Pasaje seleccionado -
● ● ● ●
Tengo la impresión de que en el valle me convertí en un ermitaño evocando las correrías playeras de antaño y las noches locas de gran frenesí, frente a la acción de dejar extinguirse mi relación con la noruega a la que llamaba cada pocos días desde la cabina del hotel Mediodía.
Perdí la atracción con la noruega porque a pesar de conocerla de veinte años atrás, ignoraba que Camila era una auténtica gilipollas hija de sus papis.
Me había servido de ella para espantar y alejar definitivamente de mi lado a la malagueña con la que estuve saliendo nueve meses.
Las dos me quisieron arrastrar por el mismo camino y yo me desvié por otro camino que solo beneficiaba a mis inmensas ganas de vivir.
En casa guardaba desde hacía décadas quince mil poemas que empecé a acumular a la edad de ocho años. Casi todos escritos sobre el pupitre de la escuela.
● ● ● ●
Extracto de datos -
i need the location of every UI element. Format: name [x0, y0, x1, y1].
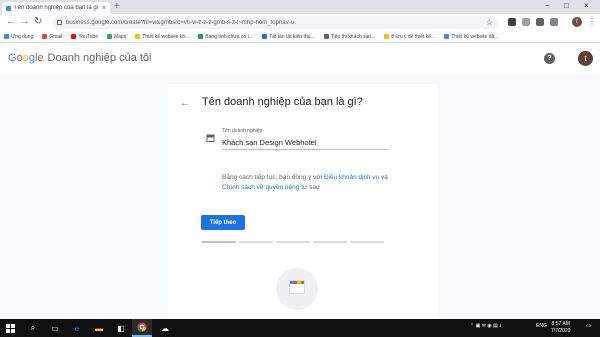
● ● ● ●
Tareas pendientes -
1. Indique si cada una de estas afirmaciones concuerda con el pasaje seleccionado y cite las palabras del texto que lo deciden: (a) el narrador llamaba a la noruega desde la cabina del hotel Mediodía; (b) el narrador salió con la malagueña durante dos años; (c) el narrador empezó a acumular poemas a los doce años.
2. Enumere todas las expresiones del pasaje seleccionado formadas por un número escrito en letras seguido directamente del sustantivo que cuenta.
3. Según el pasaje seleccionado, ¿dónde escribió el narrador casi todos sus poemas?

Lista de soluciones -
1.
(a) Sí: "a la que llamaba cada pocos días desde la cabina del hotel Mediodía".
(b) No: "la malagueña con la que estuve saliendo nueve meses".
(c) No: "quince mil poemas que empecé a acumular a la edad de ocho años".

2. Las expresiones son "veinte años", "nueve meses", "quince mil poemas" y "ocho años".

3. Los escribió casi todos sobre el pupitre de la escuela.